> Aim of the task
Answer these from the bomber discussion below:
(a) How many pages long was the product the officers ended up with?
(b) How much does the Government borrow for every dollar it spends?
(c) What level does one commenter expect 10Y UST rates to return to?

> Reading passage
───

Why bother?
Unless we get rid of about 25 million Democrat voters.
So the B-52 wil fly for nearly a century? Don’t they foresee UAVs taking over that role way before that happens? We have drones so small you can’t see them with the naked eye and the AF brass is acting like Curtis LeMay is still around and chomping on his cigar. Talk about fighting the last war, they’re still fighting WWII! You can’t tell me we don’t have hypersonic spacecraft out in Nevada, why are the still flying BUFFs?
LLS
If they don’t want to ‘overdesign” it, they need to change the process and get rid of the committees and officers. I designed a one-page product to track my troops’ training. Passed it out to the rest of the unit in case someone else could leverage it. Became a project, overseen by officers as part of an “empowerment” program. By the time they got done, we had a 19-page product that they wanted everyone to use, instead of a few one-page products that could be tailored to the shop.
Given the extreme downsizing of the mil budget today, by the time the plans are finalized, their budget will be so small that producing a solitary Sopwith Camel might be considered too expensive ...
As a former AF officer, I’d love the Service to get a new stategic bomber. Unfortunately, I think there is a slim to none chance of that happening. And that includes new fighters too. I fully expect the F-35 to meet the same fate as the B-2 & F-22; that is a long, expensive development process following by procure of a mere fraction of the planned units. Even if a Republican is elected, I wouldn’t hold my breath. Likely it will stay in development purgatory just so POTUS can look tough on defense.
The reason? The cost of entitlement (and the deficit) will suck up every spare penny for Defense. Our legitimate defense needs will be starved to pay for our exploding human services client base. We already borrow 40+ cents for every dollar the Government spends—and that is with interest rates near zero.
Eventually 10Y UST rates will go back to something normal (5%+) and then all Hell will break loose.
What?
That's right - the problem isn't in acquisition it is how the AF handles its assignment process.

───

> Stored rows
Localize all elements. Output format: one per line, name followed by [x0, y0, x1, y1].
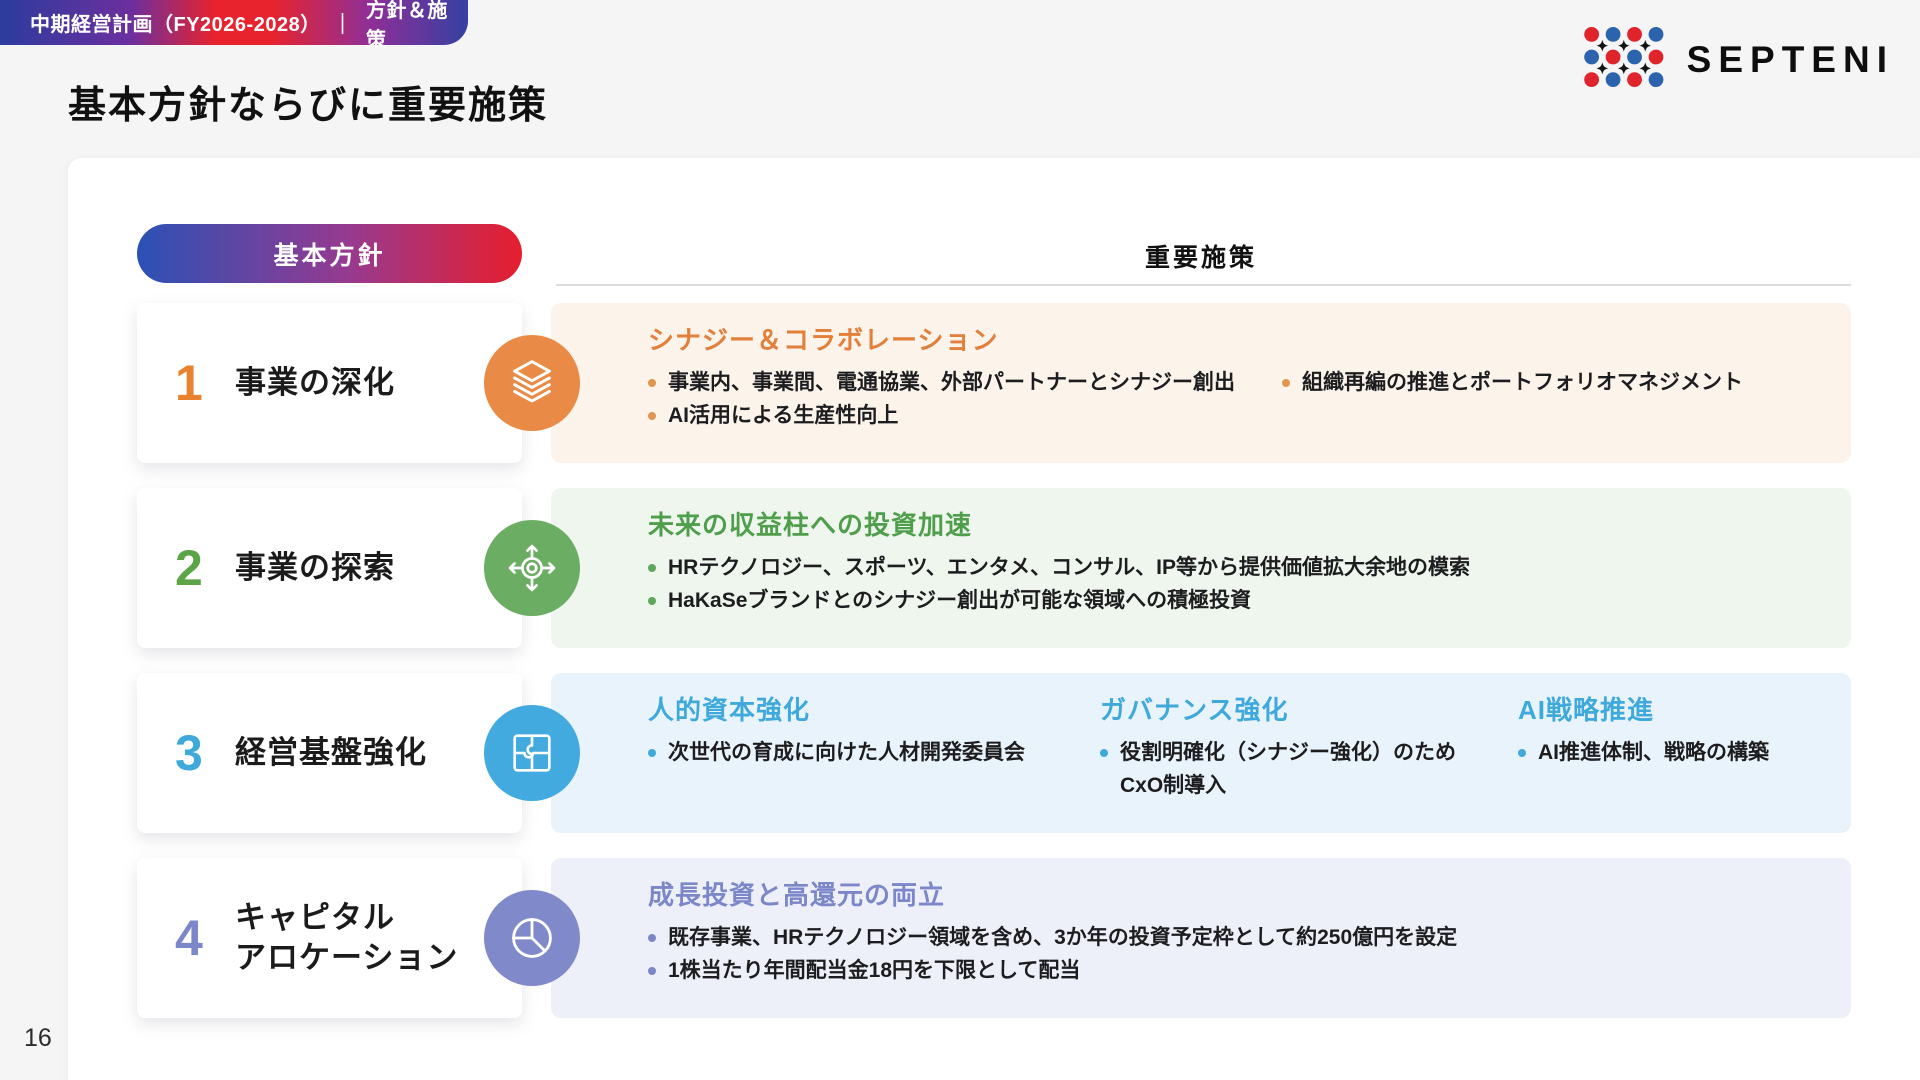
row1-policy-label: 事業の深化 [235, 363, 395, 403]
explore-icon [484, 520, 580, 616]
row3-number: 3 [175, 728, 209, 778]
page-title: 基本方針ならびに重要施策 [68, 74, 548, 129]
row3-col-human-capital: 人的資本強化 次世代の育成に向けた人材開発委員会 [648, 690, 1100, 769]
pie-chart-icon [484, 890, 580, 986]
policy-row-1: 1 事業の深化 シナジー＆コラボレーション 事業内、事業間、電通協業、外部パート… [68, 303, 1920, 463]
row2-policy-label: 事業の探索 [235, 548, 395, 588]
row2-policy-card: 2 事業の探索 [137, 488, 522, 648]
row1-number: 1 [175, 358, 209, 408]
policy-row-2: 2 事業の探索 未来の収益柱への投資加速 HRテクノロジー、スポーツ、エンタメ、… [68, 488, 1920, 648]
bullet-dot [648, 934, 656, 942]
bullet-dot [1282, 379, 1290, 387]
row1-bullet-1: 事業内、事業間、電通協業、外部パートナーとシナジー創出 [648, 366, 1248, 399]
row4-number: 4 [175, 913, 209, 963]
bullet-dot [648, 749, 656, 757]
bullet-dot [648, 597, 656, 605]
row4-heading: 成長投資と高還元の両立 [648, 875, 1851, 912]
row1-bullet-3: 組織再編の推進とポートフォリオマネジメント [1282, 366, 1851, 399]
row3-col3-bullet-1: AI推進体制、戦略の構築 [1518, 736, 1851, 769]
bullet-dot [648, 379, 656, 387]
row4-bullet-1: 既存事業、HRテクノロジー領域を含め、3か年の投資予定枠として約250億円を設定 [648, 921, 1851, 954]
policy-row-3: 3 経営基盤強化 人的資本強化 次世代の育成に向けた人材開発委員会 ガ [68, 673, 1920, 833]
row1-content: シナジー＆コラボレーション 事業内、事業間、電通協業、外部パートナーとシナジー創… [648, 303, 1851, 463]
bullet-dot [648, 412, 656, 420]
page-number: 16 [24, 1024, 52, 1053]
row4-content: 成長投資と高還元の両立 既存事業、HRテクノロジー領域を含め、3か年の投資予定枠… [648, 858, 1851, 1018]
badge-divider: ｜ [332, 8, 353, 37]
row3-content: 人的資本強化 次世代の育成に向けた人材開発委員会 ガバナンス強化 役割明確化（シ… [648, 673, 1851, 833]
row1-heading: シナジー＆コラボレーション [648, 320, 1851, 357]
row3-col2-bullet-1: 役割明確化（シナジー強化）のため CxO制導入 [1100, 736, 1518, 802]
badge-plan-label: 中期経営計画（FY2026-2028） [30, 8, 319, 37]
bullet-dot [648, 967, 656, 975]
key-measures-header: 重要施策 [551, 238, 1851, 274]
badge-section-label: 方針＆施策 [366, 0, 468, 52]
septeni-wordmark: SEPTENI [1687, 39, 1894, 81]
row2-bullet-2: HaKaSeブランドとのシナジー創出が可能な領域への積極投資 [648, 584, 1851, 617]
row3-col2-heading: ガバナンス強化 [1100, 690, 1518, 727]
row1-policy-card: 1 事業の深化 [137, 303, 522, 463]
row4-policy-label: キャピタル アロケーション [235, 898, 458, 979]
row3-col1-heading: 人的資本強化 [648, 690, 1100, 727]
slide: 中期経営計画（FY2026-2028） ｜ 方針＆施策 基本方針ならびに重要施策 [0, 0, 1920, 1080]
row3-col3-heading: AI戦略推進 [1518, 690, 1851, 727]
header-badge: 中期経営計画（FY2026-2028） ｜ 方針＆施策 [0, 0, 468, 45]
row2-heading: 未来の収益柱への投資加速 [648, 505, 1851, 542]
bullet-dot [1518, 749, 1526, 757]
basic-policy-pill: 基本方針 [137, 224, 522, 283]
row3-policy-label: 経営基盤強化 [235, 733, 427, 773]
row2-bullet-1: HRテクノロジー、スポーツ、エンタメ、コンサル、IP等から提供価値拡大余地の模索 [648, 551, 1851, 584]
septeni-logo-mark-icon [1583, 26, 1667, 93]
layers-icon [484, 335, 580, 431]
septeni-logo: SEPTENI [1583, 26, 1894, 93]
row3-col-ai-strategy: AI戦略推進 AI推進体制、戦略の構築 [1518, 690, 1851, 769]
main-panel: 基本方針 重要施策 1 事業の深化 シナジー＆コラボレーション [68, 158, 1920, 1080]
row2-number: 2 [175, 543, 209, 593]
bullet-dot [1100, 749, 1108, 757]
row4-bullet-2: 1株当たり年間配当金18円を下限として配当 [648, 954, 1851, 987]
puzzle-icon [484, 705, 580, 801]
row3-col-governance: ガバナンス強化 役割明確化（シナジー強化）のため CxO制導入 [1100, 690, 1518, 802]
row4-policy-card: 4 キャピタル アロケーション [137, 858, 522, 1018]
row3-col1-bullet-1: 次世代の育成に向けた人材開発委員会 [648, 736, 1100, 769]
row1-bullet-2: AI活用による生産性向上 [648, 399, 1248, 432]
header-underline [556, 284, 1851, 286]
row2-content: 未来の収益柱への投資加速 HRテクノロジー、スポーツ、エンタメ、コンサル、IP等… [648, 488, 1851, 648]
policy-row-4: 4 キャピタル アロケーション 成長投資と高還元の両立 既存事業、HRテクノロジ… [68, 858, 1920, 1018]
bullet-dot [648, 564, 656, 572]
row3-policy-card: 3 経営基盤強化 [137, 673, 522, 833]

───

> Completed exercise
(a) 19 pages.
(b) 40+ cents.
(c) Something normal, 5%+.